- Do this
Give the count of lines holding the string "have" and nothing else.

-------- Records provided

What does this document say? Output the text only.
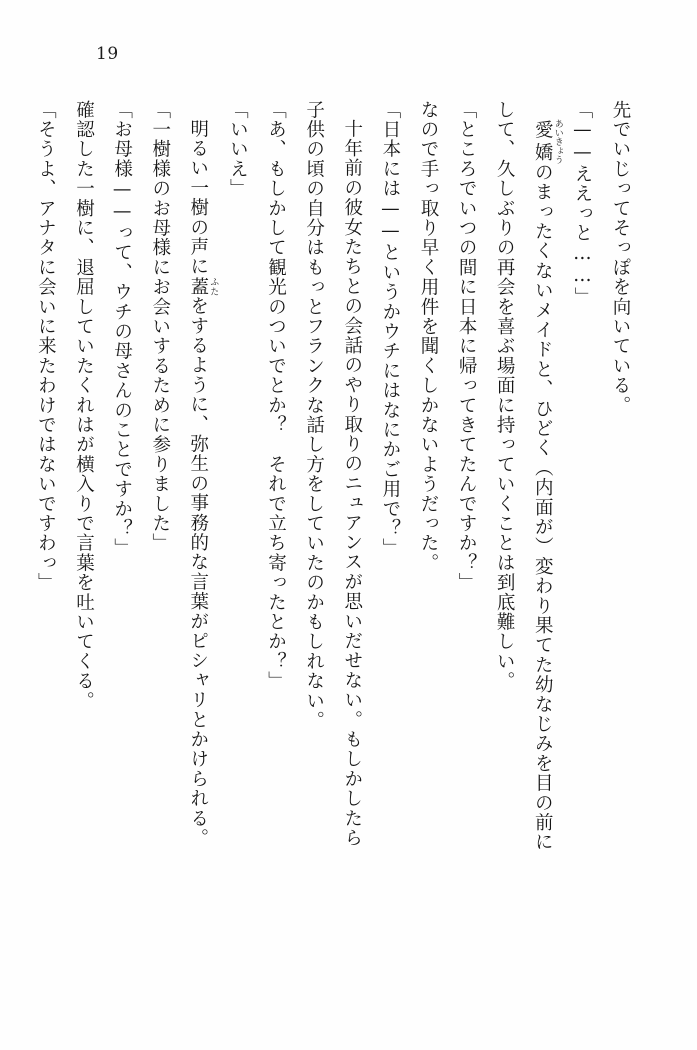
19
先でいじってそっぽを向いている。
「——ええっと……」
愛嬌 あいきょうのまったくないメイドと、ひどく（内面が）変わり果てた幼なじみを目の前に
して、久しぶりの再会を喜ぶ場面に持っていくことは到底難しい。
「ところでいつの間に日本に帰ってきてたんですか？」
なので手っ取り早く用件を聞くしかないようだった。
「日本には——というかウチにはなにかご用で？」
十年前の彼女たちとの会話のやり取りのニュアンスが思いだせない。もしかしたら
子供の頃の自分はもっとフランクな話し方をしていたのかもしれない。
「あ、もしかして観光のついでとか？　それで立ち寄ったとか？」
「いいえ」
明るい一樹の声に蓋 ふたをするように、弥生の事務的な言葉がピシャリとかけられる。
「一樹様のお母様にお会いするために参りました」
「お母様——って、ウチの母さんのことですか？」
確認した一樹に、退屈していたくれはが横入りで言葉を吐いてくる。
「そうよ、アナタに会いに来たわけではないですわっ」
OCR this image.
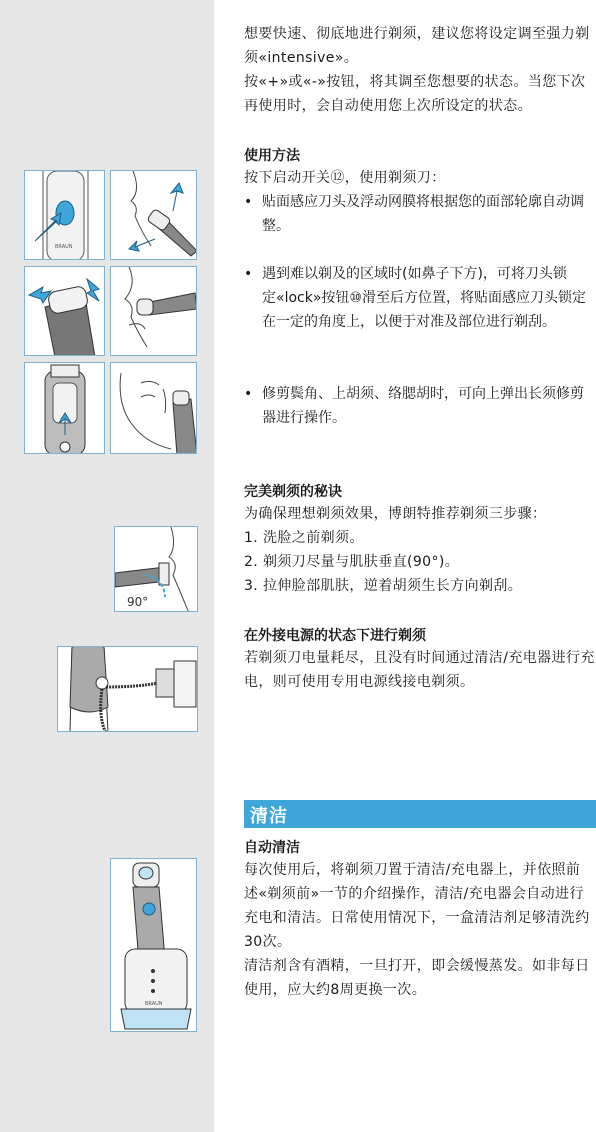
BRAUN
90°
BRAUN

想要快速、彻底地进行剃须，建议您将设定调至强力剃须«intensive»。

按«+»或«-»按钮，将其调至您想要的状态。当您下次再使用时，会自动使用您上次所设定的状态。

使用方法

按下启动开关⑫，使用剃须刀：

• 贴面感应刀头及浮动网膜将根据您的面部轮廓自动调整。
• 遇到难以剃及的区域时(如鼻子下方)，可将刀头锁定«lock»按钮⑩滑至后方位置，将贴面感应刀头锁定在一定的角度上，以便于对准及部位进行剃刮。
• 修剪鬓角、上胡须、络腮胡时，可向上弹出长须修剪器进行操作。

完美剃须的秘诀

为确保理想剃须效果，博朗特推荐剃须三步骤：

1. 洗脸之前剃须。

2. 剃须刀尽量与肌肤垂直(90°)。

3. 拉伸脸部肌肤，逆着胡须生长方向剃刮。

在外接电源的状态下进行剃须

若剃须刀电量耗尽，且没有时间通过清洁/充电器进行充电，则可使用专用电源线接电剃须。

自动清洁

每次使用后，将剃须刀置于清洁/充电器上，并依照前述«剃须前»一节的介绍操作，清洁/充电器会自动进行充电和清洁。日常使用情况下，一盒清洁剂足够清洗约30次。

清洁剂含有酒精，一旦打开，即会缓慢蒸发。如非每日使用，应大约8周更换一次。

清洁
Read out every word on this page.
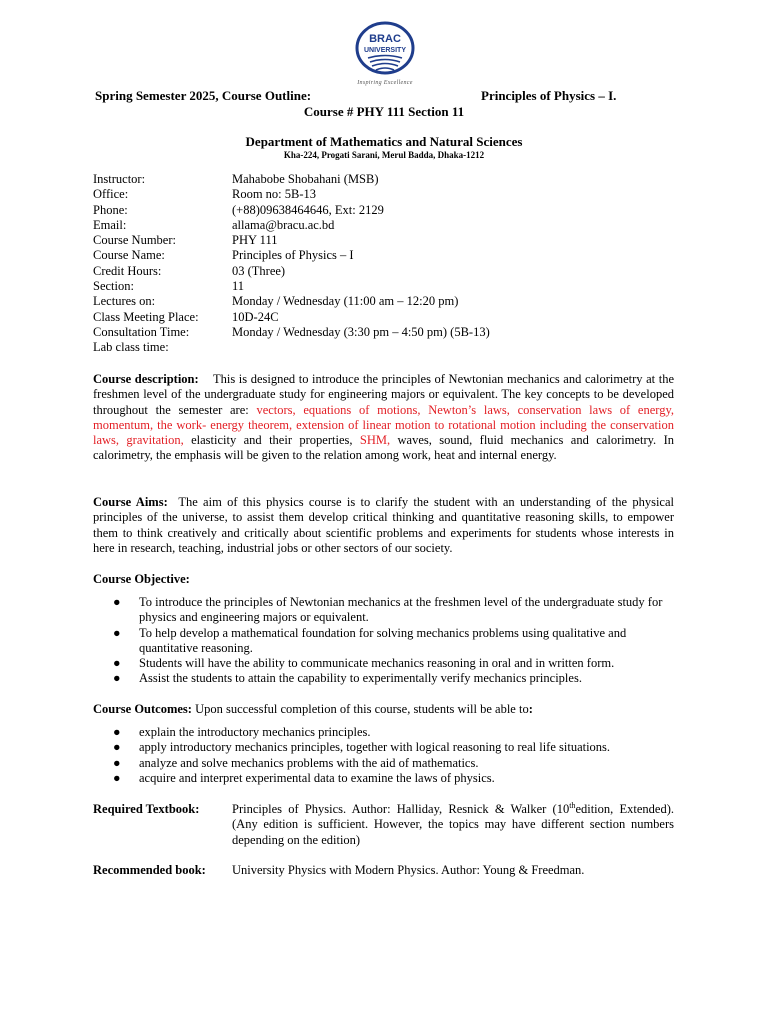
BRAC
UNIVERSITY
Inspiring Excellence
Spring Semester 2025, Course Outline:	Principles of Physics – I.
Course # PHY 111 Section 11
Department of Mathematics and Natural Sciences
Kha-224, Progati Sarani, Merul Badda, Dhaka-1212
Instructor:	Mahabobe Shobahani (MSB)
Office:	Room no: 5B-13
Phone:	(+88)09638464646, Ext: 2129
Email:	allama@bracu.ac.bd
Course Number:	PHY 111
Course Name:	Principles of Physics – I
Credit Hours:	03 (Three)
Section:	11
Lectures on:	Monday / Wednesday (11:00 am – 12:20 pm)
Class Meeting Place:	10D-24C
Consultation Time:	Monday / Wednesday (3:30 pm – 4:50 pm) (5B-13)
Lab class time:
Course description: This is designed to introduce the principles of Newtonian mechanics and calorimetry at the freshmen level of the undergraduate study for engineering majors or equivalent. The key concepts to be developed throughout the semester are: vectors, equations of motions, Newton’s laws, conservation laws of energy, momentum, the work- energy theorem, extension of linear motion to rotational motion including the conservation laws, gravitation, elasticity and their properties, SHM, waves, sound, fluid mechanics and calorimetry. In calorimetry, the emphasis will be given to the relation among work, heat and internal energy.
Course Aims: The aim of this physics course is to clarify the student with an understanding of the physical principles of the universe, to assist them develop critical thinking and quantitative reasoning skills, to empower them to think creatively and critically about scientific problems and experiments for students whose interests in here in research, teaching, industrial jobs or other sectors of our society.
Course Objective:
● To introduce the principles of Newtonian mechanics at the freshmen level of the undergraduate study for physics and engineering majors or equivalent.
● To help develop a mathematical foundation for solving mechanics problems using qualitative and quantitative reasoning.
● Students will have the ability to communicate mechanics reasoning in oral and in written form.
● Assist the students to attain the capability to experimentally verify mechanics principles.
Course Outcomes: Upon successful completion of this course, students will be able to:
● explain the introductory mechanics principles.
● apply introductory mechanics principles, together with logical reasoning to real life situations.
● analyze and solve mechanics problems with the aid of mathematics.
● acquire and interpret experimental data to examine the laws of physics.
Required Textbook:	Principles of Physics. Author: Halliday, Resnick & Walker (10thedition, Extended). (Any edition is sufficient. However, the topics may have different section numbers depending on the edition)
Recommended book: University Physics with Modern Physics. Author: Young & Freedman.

----------------

- Final result
2